§ Written exercise
Retype the records below exactly as they appear, but leave out any pictures.
========================================================================
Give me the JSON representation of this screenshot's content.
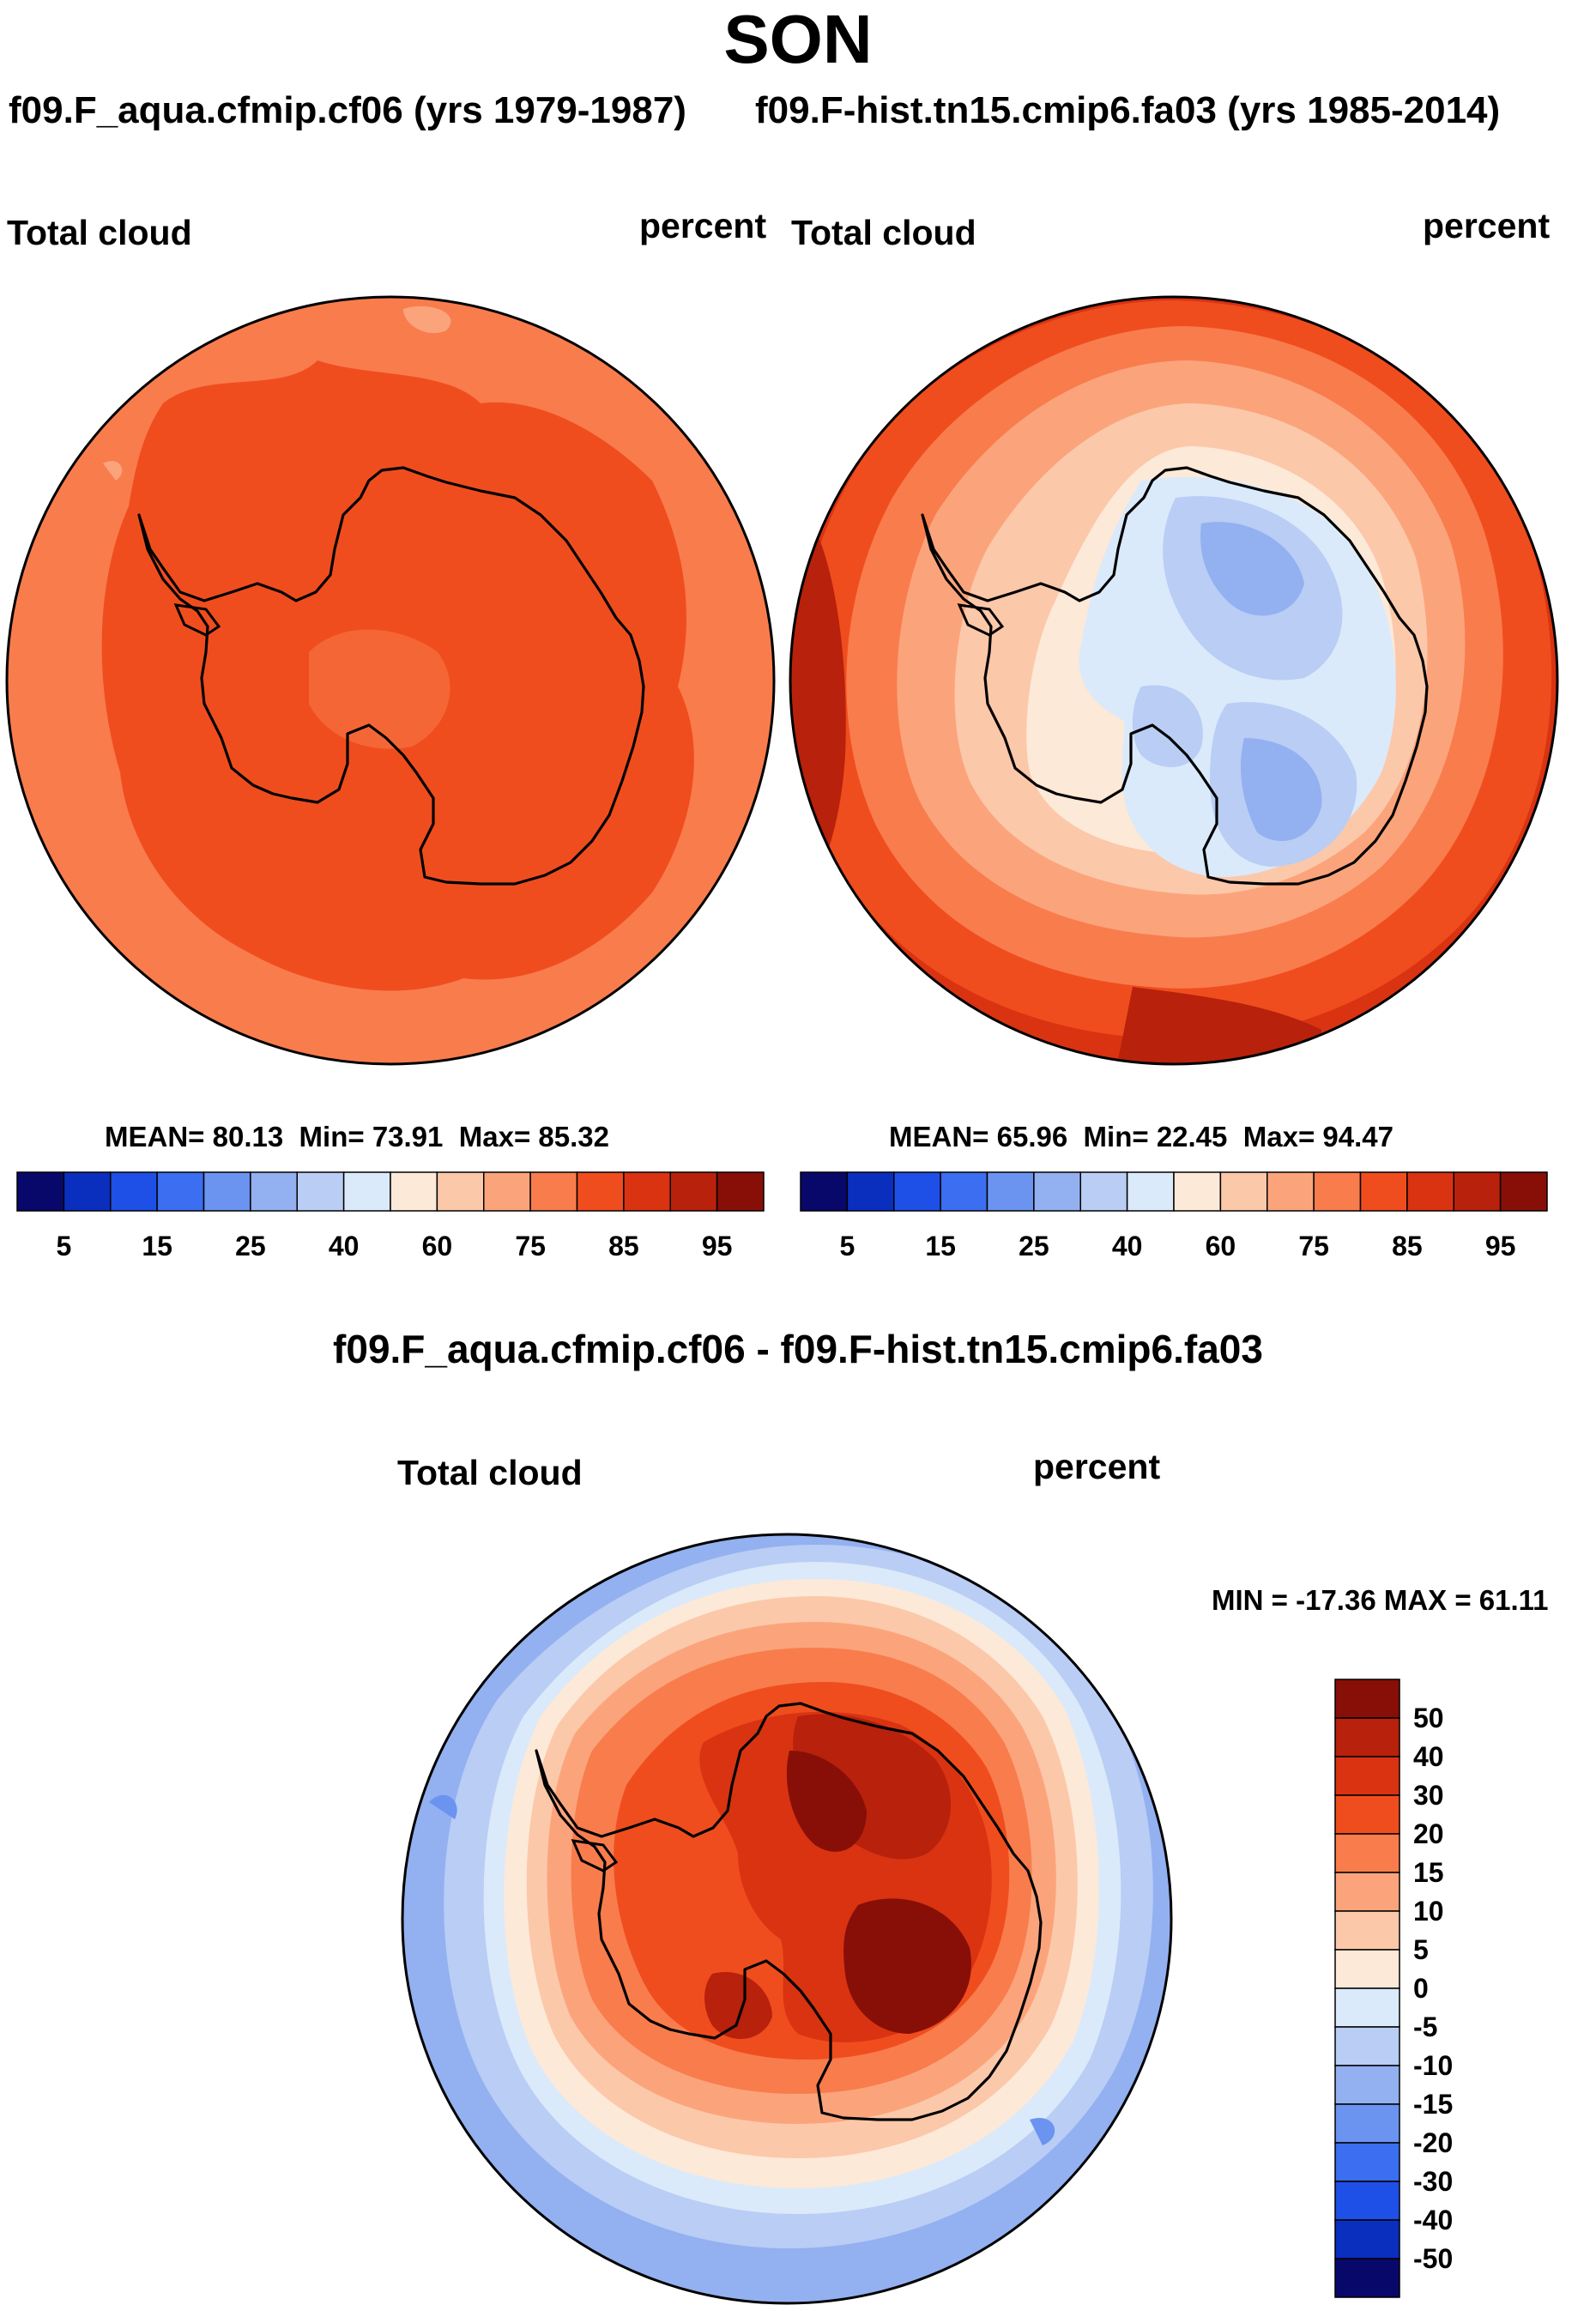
{
  "title": "SON",
  "panels": [
    {
      "case_title": "f09.F_aqua.cfmip.cf06 (yrs 1979-1987)",
      "variable": "Total cloud",
      "units": "percent",
      "stats": {
        "mean_label": "MEAN=",
        "mean": "80.13",
        "min_label": "Min=",
        "min": "73.91",
        "max_label": "Max=",
        "max": "85.32"
      }
    },
    {
      "case_title": "f09.F-hist.tn15.cmip6.fa03 (yrs 1985-2014)",
      "variable": "Total cloud",
      "units": "percent",
      "stats": {
        "mean_label": "MEAN=",
        "mean": "65.96",
        "min_label": "Min=",
        "min": "22.45",
        "max_label": "Max=",
        "max": "94.47"
      }
    }
  ],
  "abs_colorbar": {
    "colors": [
      "#08086b",
      "#0a2fbf",
      "#1e4fe6",
      "#3b6ef0",
      "#6b93f0",
      "#93b0f0",
      "#b9cdf5",
      "#daeafa",
      "#fde9d8",
      "#fcc8aa",
      "#fba47c",
      "#f97c4d",
      "#f04d1e",
      "#d93312",
      "#b8210b",
      "#870f07"
    ],
    "ticks": [
      "5",
      "15",
      "25",
      "40",
      "60",
      "75",
      "85",
      "95"
    ]
  },
  "diff": {
    "title": "f09.F_aqua.cfmip.cf06 - f09.F-hist.tn15.cmip6.fa03",
    "variable": "Total cloud",
    "units": "percent",
    "stats": {
      "text": "MIN = -17.36 MAX =  61.11"
    }
  },
  "diff_colorbar": {
    "colors": [
      "#870f07",
      "#b8210b",
      "#d93312",
      "#f04d1e",
      "#f97c4d",
      "#fba47c",
      "#fcc8aa",
      "#fde9d8",
      "#daeafa",
      "#b9cdf5",
      "#93b0f0",
      "#6b93f0",
      "#3b6ef0",
      "#1e4fe6",
      "#0a2fbf",
      "#08086b"
    ],
    "ticks": [
      "50",
      "40",
      "30",
      "20",
      "15",
      "10",
      "5",
      "0",
      "-5",
      "-10",
      "-15",
      "-20",
      "-30",
      "-40",
      "-50"
    ]
  }
}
========================================================================
§ Solution to this task
Give me the JSON representation of this screenshot's content.
{
  "title": "SON",
  "panels": [
    {
      "case_title": "f09.F_aqua.cfmip.cf06 (yrs 1979-1987)",
      "variable": "Total cloud",
      "units": "percent",
      "stats": {
        "mean_label": "MEAN=",
        "mean": "80.13",
        "min_label": "Min=",
        "min": "73.91",
        "max_label": "Max=",
        "max": "85.32"
      }
    },
    {
      "case_title": "f09.F-hist.tn15.cmip6.fa03 (yrs 1985-2014)",
      "variable": "Total cloud",
      "units": "percent",
      "stats": {
        "mean_label": "MEAN=",
        "mean": "65.96",
        "min_label": "Min=",
        "min": "22.45",
        "max_label": "Max=",
        "max": "94.47"
      }
    }
  ],
  "abs_colorbar": {
    "colors": [
      "#08086b",
      "#0a2fbf",
      "#1e4fe6",
      "#3b6ef0",
      "#6b93f0",
      "#93b0f0",
      "#b9cdf5",
      "#daeafa",
      "#fde9d8",
      "#fcc8aa",
      "#fba47c",
      "#f97c4d",
      "#f04d1e",
      "#d93312",
      "#b8210b",
      "#870f07"
    ],
    "ticks": [
      "5",
      "15",
      "25",
      "40",
      "60",
      "75",
      "85",
      "95"
    ]
  },
  "diff": {
    "title": "f09.F_aqua.cfmip.cf06 - f09.F-hist.tn15.cmip6.fa03",
    "variable": "Total cloud",
    "units": "percent",
    "stats": {
      "text": "MIN = -17.36 MAX =  61.11"
    }
  },
  "diff_colorbar": {
    "colors": [
      "#870f07",
      "#b8210b",
      "#d93312",
      "#f04d1e",
      "#f97c4d",
      "#fba47c",
      "#fcc8aa",
      "#fde9d8",
      "#daeafa",
      "#b9cdf5",
      "#93b0f0",
      "#6b93f0",
      "#3b6ef0",
      "#1e4fe6",
      "#0a2fbf",
      "#08086b"
    ],
    "ticks": [
      "50",
      "40",
      "30",
      "20",
      "15",
      "10",
      "5",
      "0",
      "-5",
      "-10",
      "-15",
      "-20",
      "-30",
      "-40",
      "-50"
    ]
  }
}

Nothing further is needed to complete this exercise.